Seçilmiş Bölüm:
2-Nakşibendi CEMAATLER

2-Nakşibendi CEMAATLER

Nakşibendi terbiye okulu, hicri: 791, miladi: 1389 taihinde vefat eden Hace Muhammed Bahauddin Nakşibend Hz.lerinin temel usullerini belirlediği bir manevi terbiye sistemidir.

NAKŞİBENDİLİK NEDİR?

Nakşibendi terbiye okulu, hicri: 791, miladi: 1389 taihinde vefat eden Hace Muhammed Bahauddin Nakşibend Hz.lerinin temel usullerini belirlediği bir manevi terbiye sistemidir. Onun adına nispet edilerek Nakşibendilik diye anılmaktadır.

Sağlanan Bilgiler:
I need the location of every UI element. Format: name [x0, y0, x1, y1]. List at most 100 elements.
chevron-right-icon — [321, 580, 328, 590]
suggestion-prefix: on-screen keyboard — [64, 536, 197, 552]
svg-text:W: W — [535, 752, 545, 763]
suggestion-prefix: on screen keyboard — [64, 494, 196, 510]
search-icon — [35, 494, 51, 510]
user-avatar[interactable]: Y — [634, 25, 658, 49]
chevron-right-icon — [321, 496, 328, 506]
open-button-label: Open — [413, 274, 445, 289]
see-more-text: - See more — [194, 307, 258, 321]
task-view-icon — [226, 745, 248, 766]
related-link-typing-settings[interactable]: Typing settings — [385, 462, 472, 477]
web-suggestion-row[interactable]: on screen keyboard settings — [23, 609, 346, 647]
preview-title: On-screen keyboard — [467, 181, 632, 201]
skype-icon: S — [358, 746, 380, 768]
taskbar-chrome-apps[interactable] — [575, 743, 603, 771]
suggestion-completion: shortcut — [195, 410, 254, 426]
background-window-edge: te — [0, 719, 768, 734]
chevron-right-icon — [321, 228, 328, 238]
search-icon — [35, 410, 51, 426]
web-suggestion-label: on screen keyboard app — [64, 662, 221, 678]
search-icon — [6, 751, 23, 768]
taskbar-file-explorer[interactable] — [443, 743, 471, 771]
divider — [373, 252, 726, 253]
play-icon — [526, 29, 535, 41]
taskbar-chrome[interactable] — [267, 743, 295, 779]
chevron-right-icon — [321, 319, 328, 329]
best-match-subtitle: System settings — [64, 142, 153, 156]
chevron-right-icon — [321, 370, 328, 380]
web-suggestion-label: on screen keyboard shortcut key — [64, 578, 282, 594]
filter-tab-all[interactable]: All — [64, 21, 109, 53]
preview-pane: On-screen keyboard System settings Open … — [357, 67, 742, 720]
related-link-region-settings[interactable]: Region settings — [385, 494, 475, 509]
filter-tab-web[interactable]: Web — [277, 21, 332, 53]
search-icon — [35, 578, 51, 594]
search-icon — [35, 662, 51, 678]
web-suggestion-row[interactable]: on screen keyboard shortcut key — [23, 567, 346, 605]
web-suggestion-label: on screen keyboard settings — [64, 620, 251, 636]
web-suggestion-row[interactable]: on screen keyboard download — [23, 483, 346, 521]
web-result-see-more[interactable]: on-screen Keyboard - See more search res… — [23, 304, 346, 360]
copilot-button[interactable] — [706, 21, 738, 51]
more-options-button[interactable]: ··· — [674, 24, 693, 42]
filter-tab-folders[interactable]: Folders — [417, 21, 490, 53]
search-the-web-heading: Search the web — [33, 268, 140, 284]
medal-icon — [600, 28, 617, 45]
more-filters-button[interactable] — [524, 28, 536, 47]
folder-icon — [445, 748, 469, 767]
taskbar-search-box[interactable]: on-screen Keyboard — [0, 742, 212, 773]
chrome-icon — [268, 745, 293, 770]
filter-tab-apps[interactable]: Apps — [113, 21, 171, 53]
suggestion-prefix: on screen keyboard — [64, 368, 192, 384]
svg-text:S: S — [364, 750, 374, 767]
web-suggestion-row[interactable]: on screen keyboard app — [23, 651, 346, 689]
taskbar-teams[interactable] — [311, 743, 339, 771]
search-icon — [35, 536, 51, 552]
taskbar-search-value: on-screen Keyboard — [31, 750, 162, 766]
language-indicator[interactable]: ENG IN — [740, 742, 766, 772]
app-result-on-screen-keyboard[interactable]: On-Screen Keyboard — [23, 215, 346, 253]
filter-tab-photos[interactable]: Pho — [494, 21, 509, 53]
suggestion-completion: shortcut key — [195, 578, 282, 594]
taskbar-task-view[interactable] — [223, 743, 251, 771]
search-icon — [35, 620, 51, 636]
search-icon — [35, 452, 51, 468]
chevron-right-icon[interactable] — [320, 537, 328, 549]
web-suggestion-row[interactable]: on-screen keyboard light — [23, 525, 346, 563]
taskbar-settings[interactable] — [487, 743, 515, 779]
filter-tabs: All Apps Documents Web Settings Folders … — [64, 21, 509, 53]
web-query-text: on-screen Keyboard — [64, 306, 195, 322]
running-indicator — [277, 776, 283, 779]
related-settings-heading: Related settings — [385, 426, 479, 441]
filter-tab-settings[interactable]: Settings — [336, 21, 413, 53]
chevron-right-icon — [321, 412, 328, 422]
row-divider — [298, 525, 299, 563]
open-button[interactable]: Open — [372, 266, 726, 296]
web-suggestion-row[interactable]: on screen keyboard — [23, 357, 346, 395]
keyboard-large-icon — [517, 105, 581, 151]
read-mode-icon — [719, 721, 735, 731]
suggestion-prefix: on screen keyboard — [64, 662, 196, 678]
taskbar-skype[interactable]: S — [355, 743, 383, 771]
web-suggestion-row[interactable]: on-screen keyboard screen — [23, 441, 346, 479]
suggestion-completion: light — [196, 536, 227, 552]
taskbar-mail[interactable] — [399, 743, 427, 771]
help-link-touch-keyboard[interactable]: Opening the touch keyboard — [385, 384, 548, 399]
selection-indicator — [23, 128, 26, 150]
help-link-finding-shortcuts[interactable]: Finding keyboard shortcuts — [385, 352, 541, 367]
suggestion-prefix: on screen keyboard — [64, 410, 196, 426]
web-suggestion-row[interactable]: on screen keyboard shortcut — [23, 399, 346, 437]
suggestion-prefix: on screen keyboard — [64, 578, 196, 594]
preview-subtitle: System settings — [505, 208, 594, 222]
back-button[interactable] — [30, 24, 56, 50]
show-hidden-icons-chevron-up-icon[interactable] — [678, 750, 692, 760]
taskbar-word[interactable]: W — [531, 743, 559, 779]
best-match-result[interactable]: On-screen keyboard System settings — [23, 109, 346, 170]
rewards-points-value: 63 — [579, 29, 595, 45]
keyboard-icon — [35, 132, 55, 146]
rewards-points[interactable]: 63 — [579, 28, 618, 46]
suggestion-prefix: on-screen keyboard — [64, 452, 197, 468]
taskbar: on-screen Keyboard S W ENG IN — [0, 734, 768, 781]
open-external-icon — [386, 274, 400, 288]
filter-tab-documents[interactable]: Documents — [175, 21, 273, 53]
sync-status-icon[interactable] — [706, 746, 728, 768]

Sorular ve Görevler:
[A] Nakşibendilik hakkındaki metne göre Hace Muhammed Bahauddin Nakşibend miladi hangi yılda vefat etmiştir?
[B] Nakşibendilik hakkındaki metinde "NAKŞİBENDİLİK NEDİR?" ifadesinden "Nakşibendilik diye anılmaktadır." ifadesine kadar olan kısmı kelimesi kelimesine aktarın.

Alıştırma Yanıtları:
[A] Miladi 1389 yılında vefat etmiştir.

[B]
NAKŞİBENDİLİK NEDİR?

Nakşibendi terbiye okulu, hicri: 791, miladi: 1389 taihinde vefat eden Hace Muhammed Bahauddin Nakşibend Hz.lerinin temel usullerini belirlediği bir manevi terbiye sistemidir. Onun adına nispet edilerek Nakşibendilik diye anılmaktadır.